**REQUIRED WORK:**
1: For the article on community broadband in Portland, decide whether each statement agrees with it: (a) Portland city officials have considered a publicly owned broadband network for more than 20 years; (b) Hillsboro took up the idea later than Portland; (c) the voter-approved restructuring will reduce the number of electable representatives. Give yes or no for each, with the deciding words quoted.
2: Please reproduce the passage of the article on community broadband in Portland from "Portland has historically" to "opportunity for reform." word for word.

Activists Say Time Is Right To Renew Fight For Community Broadband In Portland

Portland Riverbank Skyline at night

Portland activists are renewing their calls to prioritize the construction of a municipally owned broadband network in the Oregon city of 635,000. With an historic infusion of federal subsidies and a looming shakeup of city politics, advocates for community-owned broadband say the time is right to finally revolutionize city telecom infrastructure with an eye on affordability.

“Ten years ago was a perfect time to embrace community broadband and nothing has changed,” Russell Senior, President of Personal Telco, a nonprofit wireless network, and Municipal Broadband PDX, a nonprofit advocating for publicly-owned fiber networks in Multnomah County, Oregon told ILSR.

“ISPs continue to exercise monopoly power and have their boot on the neck of subscribers,” he said. “The most practical and effective way to get out from under that boot, in light of persistent federal complicity, is local public ownership of the infrastructure that gives them that power.”

Municipal Broadband PDX logo

Portland has historically been at the very center of the debate over monopoly power and competitive broadband access, and city officials have been contemplating a publicly-owned broadband network for more than 20 years. It’s a concept other Oregon cities, like nearby Hillsboro, adopted years earlier.  

But despite widespread public support for such a network in Portland, the effort has struggled to gain political traction. But thanks to a recent voter-approved restructuring of Portland's entire city governance that will dramatically expand the number of electable representatives, activists believe there’s a renewed opportunity for reform.

**DATASET EXTRACT:**
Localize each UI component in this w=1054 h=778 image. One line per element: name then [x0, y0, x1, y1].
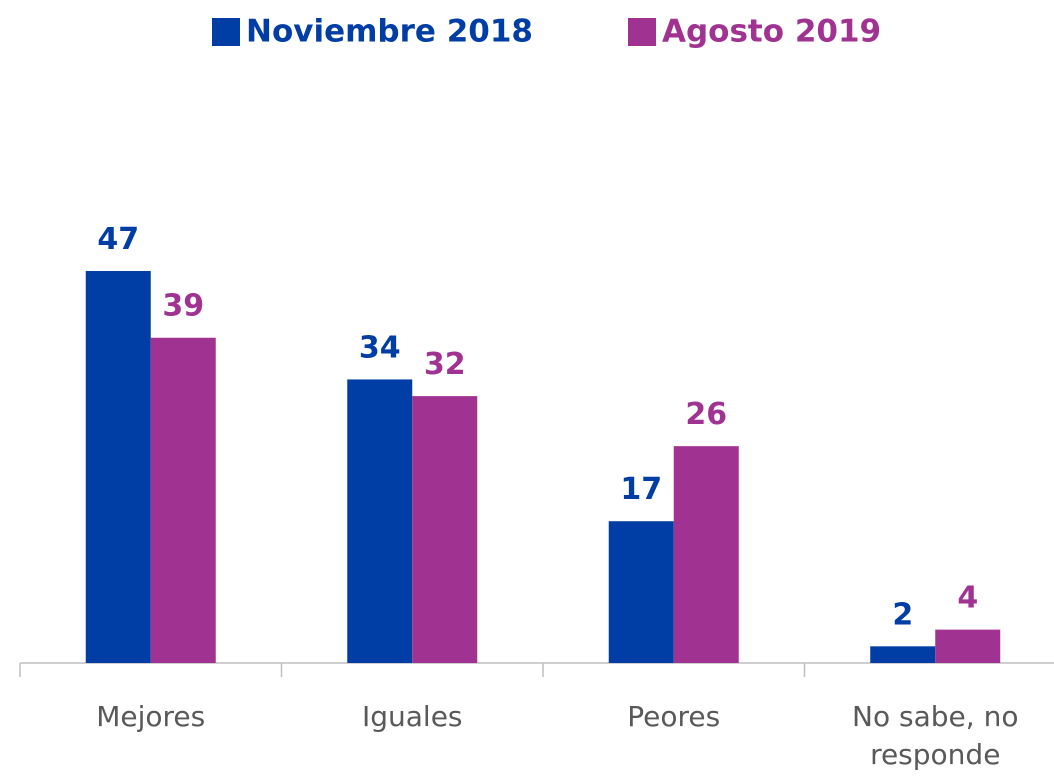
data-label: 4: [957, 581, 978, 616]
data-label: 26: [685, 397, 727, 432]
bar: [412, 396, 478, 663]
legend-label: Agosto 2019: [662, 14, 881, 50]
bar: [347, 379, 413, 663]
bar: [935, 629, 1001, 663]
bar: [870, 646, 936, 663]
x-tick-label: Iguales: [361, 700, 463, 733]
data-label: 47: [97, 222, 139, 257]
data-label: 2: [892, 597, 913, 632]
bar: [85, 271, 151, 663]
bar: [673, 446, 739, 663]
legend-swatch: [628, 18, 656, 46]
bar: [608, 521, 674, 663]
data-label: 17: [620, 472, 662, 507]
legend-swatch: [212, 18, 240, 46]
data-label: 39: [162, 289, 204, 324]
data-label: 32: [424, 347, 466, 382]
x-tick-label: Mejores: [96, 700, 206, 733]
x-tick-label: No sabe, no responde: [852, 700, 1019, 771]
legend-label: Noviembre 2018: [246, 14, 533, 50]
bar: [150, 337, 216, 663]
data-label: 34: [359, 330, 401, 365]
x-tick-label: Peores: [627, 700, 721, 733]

**ANSWER LIST:**
1:
(a) Yes: "city officials have been contemplating a publicly-owned broadband network for more than 20 years"
(b) No: "It’s a concept other Oregon cities, like nearby Hillsboro, adopted years earlier."
(c) No: "will dramatically expand the number of electable representatives"

2:
Portland has historically been at the very center of the debate over monopoly power and competitive broadband access, and city officials have been contemplating a publicly-owned broadband network for more than 20 years. It’s a concept other Oregon cities, like nearby Hillsboro, adopted years earlier.  

But despite widespread public support for such a network in Portland, the effort has struggled to gain political traction. But thanks to a recent voter-approved restructuring of Portland's entire city governance that will dramatically expand the number of electable representatives, activists believe there’s a renewed opportunity for reform.